* [Written problem] Collect all the lines that mention the word "Augmented".

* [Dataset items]
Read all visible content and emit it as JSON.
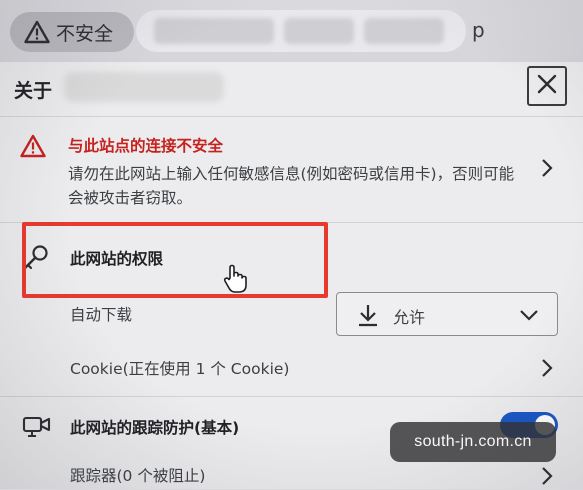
{
  "address_bar": {
    "security_text": "不安全",
    "url_visible_suffix": "p"
  },
  "site_info_panel": {
    "header": {
      "about_label": "关于"
    },
    "connection_warning": {
      "title": "与此站点的连接不安全",
      "body": "请勿在此网站上输入任何敏感信息(例如密码或信用卡)，否则可能会被攻击者窃取。"
    },
    "permissions": {
      "label": "此网站的权限",
      "auto_download": {
        "label": "自动下载",
        "value": "允许"
      }
    },
    "cookies": {
      "label": "Cookie(正在使用 1 个 Cookie)"
    },
    "tracking_prevention": {
      "label": "此网站的跟踪防护(基本)",
      "enabled": true
    },
    "trackers": {
      "label": "跟踪器(0 个被阻止)"
    }
  },
  "watermark": {
    "text": "south-jn.com.cn"
  },
  "colors": {
    "warning_red": "#c5221f",
    "highlight_red": "#e8392f",
    "toggle_blue": "#1a56c4"
  }
}
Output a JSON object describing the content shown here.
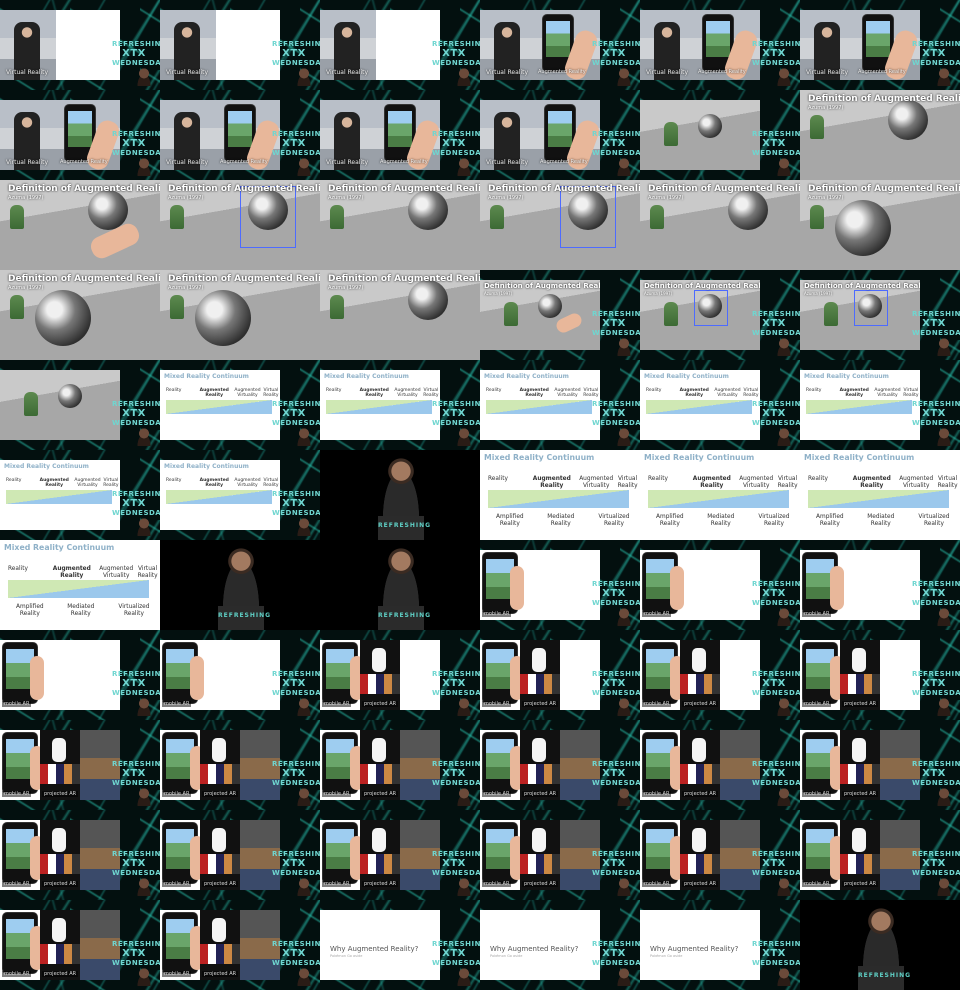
{
  "brand": {
    "line1": "REFRESHING",
    "line2": "XTX",
    "line3": "WEDNESDAY"
  },
  "podium_text": "REFRESHING",
  "captions": {
    "virtual_reality": "Virtual Reality",
    "augmented_reality": "Augmented Reality",
    "mobile_ar": "mobile AR",
    "projection_ar": "projected AR"
  },
  "definition": {
    "title": "Definition of Augmented Reality",
    "subtitle": "Azuma (1997)"
  },
  "mixed_reality": {
    "title": "Mixed Reality Continuum",
    "reality": "Reality",
    "augmented_reality": "Augmented\nReality",
    "augmented_virtuality": "Augmented\nVirtuality",
    "virtual_reality": "Virtual\nReality",
    "amplified_reality": "Amplified\nReality",
    "mediated_reality": "Mediated\nReality",
    "virtualized_reality": "Virtualized\nReality"
  },
  "why": {
    "title": "Why Augmented Reality?",
    "subtitle": "Pokémon Go aside"
  },
  "frames": [
    "vr-white",
    "vr-white",
    "vr-white",
    "ar-phone",
    "ar-phone",
    "ar-phone",
    "ar-split",
    "ar-split",
    "ar-split",
    "ar-split",
    "def-start",
    "def-globe",
    "def-hand",
    "def-box",
    "def-globe",
    "def-box",
    "def-globe",
    "def-big",
    "def-big",
    "def-big",
    "def-globe",
    "def-hand-sm",
    "def-box-sm",
    "def-box-sm",
    "def-brand",
    "mr-small",
    "mr-small",
    "mr-small",
    "mr-small",
    "mr-small",
    "mr-small-b",
    "mr-small-b",
    "speaker",
    "mr-full",
    "mr-full",
    "mr-full",
    "mr-full-lg",
    "speaker-wide",
    "speaker-wide",
    "mobile",
    "mobile",
    "mobile",
    "mobile",
    "mobile",
    "proj",
    "proj",
    "proj",
    "proj",
    "proj-wide",
    "proj-wide",
    "proj-wide",
    "proj-wide",
    "proj-wide",
    "proj-photo",
    "proj-photo",
    "proj-photo",
    "proj-photo",
    "proj-photo",
    "proj-photo",
    "proj-photo",
    "proj-photo",
    "proj-photo",
    "why",
    "why",
    "why",
    "speaker-end"
  ]
}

* [Task solution]
    "augmented_reality": "Augmented Reality",
    "title": "Definition of Augmented Reality",
    "augmented_reality": "Augmented\nReality",
    "augmented_virtuality": "Augmented\nVirtuality",
    "title": "Why Augmented Reality?",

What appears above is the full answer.